三重県亀山市で2010年11月、大型トレーラをマイクロバスと衝突させて派遣会社員フィリピン人7人を死亡させたなどの罪に問われた大阪府松原市の元運転者(47)に対し、津地裁(川上宏裁判官)は7月20日、禁錮4年(求刑禁錮6年)の判決を言い渡しました。
運転者は一時停止標識を見落として時速60キロで交差点に進入し事故を起こしたものです。
弁護側は「被告の勤務態度は非常にまじめ。前方不注意という偶発的、突発的で単純な過失だった」と執行猶予を求めましたが、多数の死者が出た事実が重く、実刑を受けました。
判決理由で裁判官は「死者7人の重大事故であり、トレーラーを運転していた被告にはより一層の注意義務があったのにも関わらず、一時停止や左右確認などの基本的義務に違反したことは職業運転手として強い非難を受ける」などと述べました。
(2012年7月20日 津地裁判決)
2008年から始まった被害者参加制度を利用し、事故で脳挫傷の重傷を負ったフィリピン人女性や遺族が公判に参加して意見を述べました。
被害者女性は「事故により記憶力低下などの障害が残り、検査や治療のため祖国にも帰れず、不安な日々を過ごしている。事故が私たちの人生を大きく変えてしまった。亡くなった7人の天使たちのために毎日祈っている」と涙を流し精神的苦痛を訴えました。

資料:

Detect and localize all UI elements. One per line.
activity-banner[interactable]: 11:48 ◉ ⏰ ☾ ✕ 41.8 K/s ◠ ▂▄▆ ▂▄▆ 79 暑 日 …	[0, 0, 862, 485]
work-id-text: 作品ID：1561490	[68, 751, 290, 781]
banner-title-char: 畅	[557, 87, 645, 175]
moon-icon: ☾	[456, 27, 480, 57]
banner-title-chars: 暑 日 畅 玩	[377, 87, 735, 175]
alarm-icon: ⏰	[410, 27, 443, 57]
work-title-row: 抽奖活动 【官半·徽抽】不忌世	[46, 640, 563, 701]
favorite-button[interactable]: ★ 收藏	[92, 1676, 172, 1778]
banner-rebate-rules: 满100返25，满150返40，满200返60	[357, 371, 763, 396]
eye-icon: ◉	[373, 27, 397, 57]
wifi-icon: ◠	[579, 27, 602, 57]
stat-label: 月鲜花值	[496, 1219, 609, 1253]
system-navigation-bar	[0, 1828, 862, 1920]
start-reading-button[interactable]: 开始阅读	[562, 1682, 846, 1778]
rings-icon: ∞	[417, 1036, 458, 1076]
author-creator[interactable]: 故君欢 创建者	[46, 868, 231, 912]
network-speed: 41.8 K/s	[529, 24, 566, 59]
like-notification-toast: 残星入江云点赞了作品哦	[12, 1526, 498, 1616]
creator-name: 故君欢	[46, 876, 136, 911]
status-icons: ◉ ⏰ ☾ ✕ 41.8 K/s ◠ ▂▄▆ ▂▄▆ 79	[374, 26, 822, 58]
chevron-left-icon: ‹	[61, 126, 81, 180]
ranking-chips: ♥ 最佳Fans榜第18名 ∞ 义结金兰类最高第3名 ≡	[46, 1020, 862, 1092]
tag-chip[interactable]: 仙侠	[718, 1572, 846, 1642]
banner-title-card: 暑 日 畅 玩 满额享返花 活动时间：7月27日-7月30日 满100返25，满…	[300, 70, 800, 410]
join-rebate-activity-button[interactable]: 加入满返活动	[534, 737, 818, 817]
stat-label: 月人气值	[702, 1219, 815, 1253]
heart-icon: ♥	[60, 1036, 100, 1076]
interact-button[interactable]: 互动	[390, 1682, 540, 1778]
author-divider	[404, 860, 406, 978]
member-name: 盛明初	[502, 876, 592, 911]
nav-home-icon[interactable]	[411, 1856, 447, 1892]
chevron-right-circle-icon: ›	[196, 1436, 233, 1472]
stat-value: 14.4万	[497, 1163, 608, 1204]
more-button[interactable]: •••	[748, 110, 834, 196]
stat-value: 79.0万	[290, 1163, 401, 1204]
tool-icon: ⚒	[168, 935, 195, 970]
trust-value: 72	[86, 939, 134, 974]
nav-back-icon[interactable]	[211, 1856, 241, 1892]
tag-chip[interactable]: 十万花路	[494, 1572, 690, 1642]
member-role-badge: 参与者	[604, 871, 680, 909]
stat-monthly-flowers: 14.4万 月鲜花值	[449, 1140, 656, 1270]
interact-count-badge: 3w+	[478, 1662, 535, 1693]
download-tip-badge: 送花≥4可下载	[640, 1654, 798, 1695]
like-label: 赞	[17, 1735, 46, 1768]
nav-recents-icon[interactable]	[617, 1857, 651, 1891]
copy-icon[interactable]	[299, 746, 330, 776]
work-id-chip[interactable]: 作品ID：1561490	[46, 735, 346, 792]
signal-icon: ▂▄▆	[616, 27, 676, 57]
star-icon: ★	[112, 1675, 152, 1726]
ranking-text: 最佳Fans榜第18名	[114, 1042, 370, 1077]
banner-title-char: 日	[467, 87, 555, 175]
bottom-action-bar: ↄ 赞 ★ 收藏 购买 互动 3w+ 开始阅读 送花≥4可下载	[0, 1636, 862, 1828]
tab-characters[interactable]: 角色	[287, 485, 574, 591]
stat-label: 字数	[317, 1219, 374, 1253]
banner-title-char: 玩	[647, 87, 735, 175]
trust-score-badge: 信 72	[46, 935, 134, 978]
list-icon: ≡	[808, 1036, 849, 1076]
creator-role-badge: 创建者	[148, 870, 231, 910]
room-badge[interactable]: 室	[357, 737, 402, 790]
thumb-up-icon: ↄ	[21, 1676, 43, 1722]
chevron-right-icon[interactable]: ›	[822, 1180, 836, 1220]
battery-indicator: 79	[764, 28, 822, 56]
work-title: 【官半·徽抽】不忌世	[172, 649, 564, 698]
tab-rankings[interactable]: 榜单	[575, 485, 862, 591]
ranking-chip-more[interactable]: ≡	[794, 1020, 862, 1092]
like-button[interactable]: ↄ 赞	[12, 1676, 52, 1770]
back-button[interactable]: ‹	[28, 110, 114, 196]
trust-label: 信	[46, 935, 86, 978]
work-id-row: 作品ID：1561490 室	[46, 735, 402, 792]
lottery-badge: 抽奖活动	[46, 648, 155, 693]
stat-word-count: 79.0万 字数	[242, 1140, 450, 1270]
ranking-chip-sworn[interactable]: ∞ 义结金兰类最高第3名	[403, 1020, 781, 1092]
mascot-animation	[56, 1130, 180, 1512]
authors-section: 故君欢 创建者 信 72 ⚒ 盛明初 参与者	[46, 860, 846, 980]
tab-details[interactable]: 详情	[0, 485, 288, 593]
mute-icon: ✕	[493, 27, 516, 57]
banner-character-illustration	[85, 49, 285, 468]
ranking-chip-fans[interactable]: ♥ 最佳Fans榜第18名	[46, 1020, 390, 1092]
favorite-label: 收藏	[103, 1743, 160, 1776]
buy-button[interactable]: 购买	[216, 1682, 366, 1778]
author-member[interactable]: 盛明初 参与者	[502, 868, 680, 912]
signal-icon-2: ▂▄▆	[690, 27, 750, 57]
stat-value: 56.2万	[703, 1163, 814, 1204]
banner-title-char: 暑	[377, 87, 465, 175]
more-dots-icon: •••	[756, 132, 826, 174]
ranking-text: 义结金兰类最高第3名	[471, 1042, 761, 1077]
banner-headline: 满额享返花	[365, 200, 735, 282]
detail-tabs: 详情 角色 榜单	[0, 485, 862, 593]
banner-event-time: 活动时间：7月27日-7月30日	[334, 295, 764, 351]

やること: 記事の「運転者は一時停止標識を見落と」のところから書き始めて、「に参加して意見を述べました。」まで写してください。その際、「執行猶予」を「減刑」に入れ替えてください。 この資料は、別のところから持ってきたものです。

解答:
運転者は一時停止標識を見落として時速60キロで交差点に進入し事故を起こしたものです。
弁護側は「被告の勤務態度は非常にまじめ。前方不注意という偶発的、突発的で単純な過失だった」と減刑を求めましたが、多数の死者が出た事実が重く、実刑を受けました。
判決理由で裁判官は「死者7人の重大事故であり、トレーラーを運転していた被告にはより一層の注意義務があったのにも関わらず、一時停止や左右確認などの基本的義務に違反したことは職業運転手として強い非難を受ける」などと述べました。
(2012年7月20日 津地裁判決)
2008年から始まった被害者参加制度を利用し、事故で脳挫傷の重傷を負ったフィリピン人女性や遺族が公判に参加して意見を述べました。